▶ _WHAT NEEDS TO BE DONE_: Everything from the line that contains "Decode this image" through the last line of the listing must be copied exactly, with both of those lines included and no others.

▶ _TASK DATA_:

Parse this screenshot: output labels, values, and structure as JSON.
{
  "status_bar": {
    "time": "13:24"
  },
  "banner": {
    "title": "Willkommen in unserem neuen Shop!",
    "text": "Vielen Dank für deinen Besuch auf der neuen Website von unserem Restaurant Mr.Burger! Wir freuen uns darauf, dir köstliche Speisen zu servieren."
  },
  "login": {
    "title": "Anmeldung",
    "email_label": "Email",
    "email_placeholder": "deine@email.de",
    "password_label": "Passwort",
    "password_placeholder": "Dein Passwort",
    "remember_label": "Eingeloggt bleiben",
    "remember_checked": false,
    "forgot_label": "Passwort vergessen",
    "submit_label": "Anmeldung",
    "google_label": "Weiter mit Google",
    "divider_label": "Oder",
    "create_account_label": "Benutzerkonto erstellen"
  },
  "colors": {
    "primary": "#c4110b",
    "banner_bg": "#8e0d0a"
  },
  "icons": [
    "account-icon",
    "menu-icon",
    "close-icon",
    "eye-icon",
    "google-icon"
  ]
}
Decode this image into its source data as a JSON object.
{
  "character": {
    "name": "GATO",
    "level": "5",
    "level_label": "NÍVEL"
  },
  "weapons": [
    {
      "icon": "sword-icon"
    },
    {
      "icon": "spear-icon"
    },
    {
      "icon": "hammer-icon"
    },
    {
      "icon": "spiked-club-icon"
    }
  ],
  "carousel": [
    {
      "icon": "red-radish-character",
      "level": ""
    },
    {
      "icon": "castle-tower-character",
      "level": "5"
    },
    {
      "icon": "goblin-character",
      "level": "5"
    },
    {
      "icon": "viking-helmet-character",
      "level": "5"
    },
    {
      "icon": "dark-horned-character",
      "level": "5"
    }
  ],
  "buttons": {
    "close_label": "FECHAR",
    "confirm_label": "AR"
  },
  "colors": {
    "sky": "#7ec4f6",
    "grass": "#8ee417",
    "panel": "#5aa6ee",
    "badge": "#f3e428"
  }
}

▶ _OUTPUT_:
Decode this image into its source data as a JSON object.
{
  "character": {
    "name": "GATO",
    "level": "5",
    "level_label": "NÍVEL"
  },
  "weapons": [
    {
      "icon": "sword-icon"
    },
    {
      "icon": "spear-icon"
    },
    {
      "icon": "hammer-icon"
    },
    {
      "icon": "spiked-club-icon"
    }
  ],
  "carousel": [
    {
      "icon": "red-radish-character",
      "level": ""
    },
    {
      "icon": "castle-tower-character",
      "level": "5"
    },
    {
      "icon": "goblin-character",
      "level": "5"
    },
    {
      "icon": "viking-helmet-character",
      "level": "5"
    },
    {
      "icon": "dark-horned-character",
      "level": "5"
    }
  ],
  "buttons": {
    "close_label": "FECHAR",
    "confirm_label": "AR"
  },
  "colors": {
    "sky": "#7ec4f6",
    "grass": "#8ee417",
    "panel": "#5aa6ee",
    "badge": "#f3e428"
  }
}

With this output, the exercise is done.